◆ **Task brief**:
Where a line contains the word "TradingView", copy that line.

-------------------------

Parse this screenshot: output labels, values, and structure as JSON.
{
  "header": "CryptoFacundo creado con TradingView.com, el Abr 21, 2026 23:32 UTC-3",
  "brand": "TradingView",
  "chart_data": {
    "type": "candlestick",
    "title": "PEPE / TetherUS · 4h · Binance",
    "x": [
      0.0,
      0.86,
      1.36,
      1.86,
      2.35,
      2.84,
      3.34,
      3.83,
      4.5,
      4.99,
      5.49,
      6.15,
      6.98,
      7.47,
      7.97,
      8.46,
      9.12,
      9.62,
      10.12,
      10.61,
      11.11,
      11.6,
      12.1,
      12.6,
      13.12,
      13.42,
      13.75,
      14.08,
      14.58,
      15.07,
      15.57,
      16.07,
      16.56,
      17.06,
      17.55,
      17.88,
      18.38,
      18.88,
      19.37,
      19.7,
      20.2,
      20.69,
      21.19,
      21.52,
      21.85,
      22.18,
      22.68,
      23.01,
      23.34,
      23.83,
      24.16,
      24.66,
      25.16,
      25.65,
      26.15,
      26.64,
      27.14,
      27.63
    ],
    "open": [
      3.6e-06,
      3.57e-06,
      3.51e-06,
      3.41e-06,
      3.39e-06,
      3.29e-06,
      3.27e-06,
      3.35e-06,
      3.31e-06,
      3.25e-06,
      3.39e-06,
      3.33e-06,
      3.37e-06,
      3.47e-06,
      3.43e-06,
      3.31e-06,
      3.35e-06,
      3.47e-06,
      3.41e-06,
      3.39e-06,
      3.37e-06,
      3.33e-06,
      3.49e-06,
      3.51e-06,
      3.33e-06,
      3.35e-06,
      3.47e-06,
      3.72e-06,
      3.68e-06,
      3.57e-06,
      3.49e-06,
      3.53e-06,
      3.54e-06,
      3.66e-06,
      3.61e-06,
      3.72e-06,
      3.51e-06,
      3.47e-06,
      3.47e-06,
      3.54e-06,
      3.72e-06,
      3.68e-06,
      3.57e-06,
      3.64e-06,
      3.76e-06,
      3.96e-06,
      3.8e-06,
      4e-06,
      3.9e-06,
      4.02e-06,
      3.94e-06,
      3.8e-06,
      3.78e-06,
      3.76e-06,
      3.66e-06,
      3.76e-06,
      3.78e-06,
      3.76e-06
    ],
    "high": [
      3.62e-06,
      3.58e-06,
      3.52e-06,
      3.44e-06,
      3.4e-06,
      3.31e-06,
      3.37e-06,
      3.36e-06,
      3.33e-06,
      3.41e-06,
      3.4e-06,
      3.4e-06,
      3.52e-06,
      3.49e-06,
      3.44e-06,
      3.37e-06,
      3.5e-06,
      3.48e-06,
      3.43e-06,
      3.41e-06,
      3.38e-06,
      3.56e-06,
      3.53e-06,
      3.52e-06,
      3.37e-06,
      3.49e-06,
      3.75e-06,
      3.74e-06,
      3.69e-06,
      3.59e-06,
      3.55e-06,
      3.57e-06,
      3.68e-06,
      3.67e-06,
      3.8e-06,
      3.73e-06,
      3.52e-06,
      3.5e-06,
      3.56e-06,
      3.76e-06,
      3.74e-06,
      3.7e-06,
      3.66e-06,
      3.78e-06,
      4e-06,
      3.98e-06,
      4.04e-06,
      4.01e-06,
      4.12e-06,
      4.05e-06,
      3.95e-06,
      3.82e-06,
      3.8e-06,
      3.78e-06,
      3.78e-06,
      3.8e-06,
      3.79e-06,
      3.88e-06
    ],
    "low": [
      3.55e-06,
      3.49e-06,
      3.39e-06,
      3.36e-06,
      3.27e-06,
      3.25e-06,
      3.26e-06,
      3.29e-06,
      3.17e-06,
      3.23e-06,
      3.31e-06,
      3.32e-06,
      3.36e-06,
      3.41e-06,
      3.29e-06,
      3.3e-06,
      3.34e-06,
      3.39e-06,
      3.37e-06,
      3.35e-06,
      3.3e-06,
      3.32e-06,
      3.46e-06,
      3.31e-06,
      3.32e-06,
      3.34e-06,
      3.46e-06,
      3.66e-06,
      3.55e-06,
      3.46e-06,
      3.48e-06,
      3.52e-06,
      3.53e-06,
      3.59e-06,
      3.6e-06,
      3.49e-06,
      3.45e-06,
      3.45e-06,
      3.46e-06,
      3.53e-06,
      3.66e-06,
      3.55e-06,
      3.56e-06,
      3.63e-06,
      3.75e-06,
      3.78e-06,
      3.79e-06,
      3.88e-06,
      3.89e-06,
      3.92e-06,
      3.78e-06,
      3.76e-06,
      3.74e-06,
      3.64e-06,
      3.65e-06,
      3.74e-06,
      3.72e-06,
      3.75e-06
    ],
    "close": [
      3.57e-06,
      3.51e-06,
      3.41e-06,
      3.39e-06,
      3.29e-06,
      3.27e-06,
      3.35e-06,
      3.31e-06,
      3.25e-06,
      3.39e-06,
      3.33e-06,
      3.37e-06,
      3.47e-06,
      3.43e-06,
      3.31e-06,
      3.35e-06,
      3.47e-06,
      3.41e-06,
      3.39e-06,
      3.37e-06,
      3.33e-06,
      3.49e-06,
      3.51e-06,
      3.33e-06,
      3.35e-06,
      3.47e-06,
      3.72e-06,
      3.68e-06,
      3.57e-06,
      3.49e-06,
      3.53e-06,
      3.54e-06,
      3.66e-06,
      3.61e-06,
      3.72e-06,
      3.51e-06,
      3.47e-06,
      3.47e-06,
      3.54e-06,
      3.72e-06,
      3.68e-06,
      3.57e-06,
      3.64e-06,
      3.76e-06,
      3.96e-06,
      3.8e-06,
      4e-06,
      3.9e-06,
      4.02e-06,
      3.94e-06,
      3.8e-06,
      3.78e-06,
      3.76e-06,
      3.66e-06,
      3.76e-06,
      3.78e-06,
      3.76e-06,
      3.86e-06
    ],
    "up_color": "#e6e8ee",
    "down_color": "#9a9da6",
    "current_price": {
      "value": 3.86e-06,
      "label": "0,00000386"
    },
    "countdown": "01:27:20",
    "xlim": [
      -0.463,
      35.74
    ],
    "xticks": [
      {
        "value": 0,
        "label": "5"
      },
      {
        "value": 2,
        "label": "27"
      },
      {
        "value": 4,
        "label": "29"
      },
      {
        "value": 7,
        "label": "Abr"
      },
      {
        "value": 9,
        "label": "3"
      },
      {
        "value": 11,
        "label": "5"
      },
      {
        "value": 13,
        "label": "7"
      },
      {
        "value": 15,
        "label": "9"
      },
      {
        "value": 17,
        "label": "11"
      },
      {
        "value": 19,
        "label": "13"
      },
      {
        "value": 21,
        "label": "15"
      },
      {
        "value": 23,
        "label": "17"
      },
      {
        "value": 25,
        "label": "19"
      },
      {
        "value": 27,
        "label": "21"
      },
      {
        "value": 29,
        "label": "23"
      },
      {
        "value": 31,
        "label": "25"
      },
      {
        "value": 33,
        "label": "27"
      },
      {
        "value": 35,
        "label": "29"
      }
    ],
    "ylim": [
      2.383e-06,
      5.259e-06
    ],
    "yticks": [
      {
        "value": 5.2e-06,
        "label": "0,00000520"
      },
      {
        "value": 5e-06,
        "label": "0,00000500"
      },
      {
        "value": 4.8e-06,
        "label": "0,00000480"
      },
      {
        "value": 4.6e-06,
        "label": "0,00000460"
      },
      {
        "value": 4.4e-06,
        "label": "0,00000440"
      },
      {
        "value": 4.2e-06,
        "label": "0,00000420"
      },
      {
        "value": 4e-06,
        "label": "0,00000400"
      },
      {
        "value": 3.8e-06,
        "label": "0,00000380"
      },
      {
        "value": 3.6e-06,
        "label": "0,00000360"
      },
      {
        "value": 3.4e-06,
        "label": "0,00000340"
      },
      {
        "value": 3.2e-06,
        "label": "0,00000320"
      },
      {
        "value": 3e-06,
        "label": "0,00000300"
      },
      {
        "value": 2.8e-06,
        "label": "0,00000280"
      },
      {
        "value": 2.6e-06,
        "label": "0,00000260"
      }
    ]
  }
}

-------------------------

◆ **Result of this task**:
  "header": "CryptoFacundo creado con TradingView.com, el Abr 21, 2026 23:32 UTC-3",
  "brand": "TradingView",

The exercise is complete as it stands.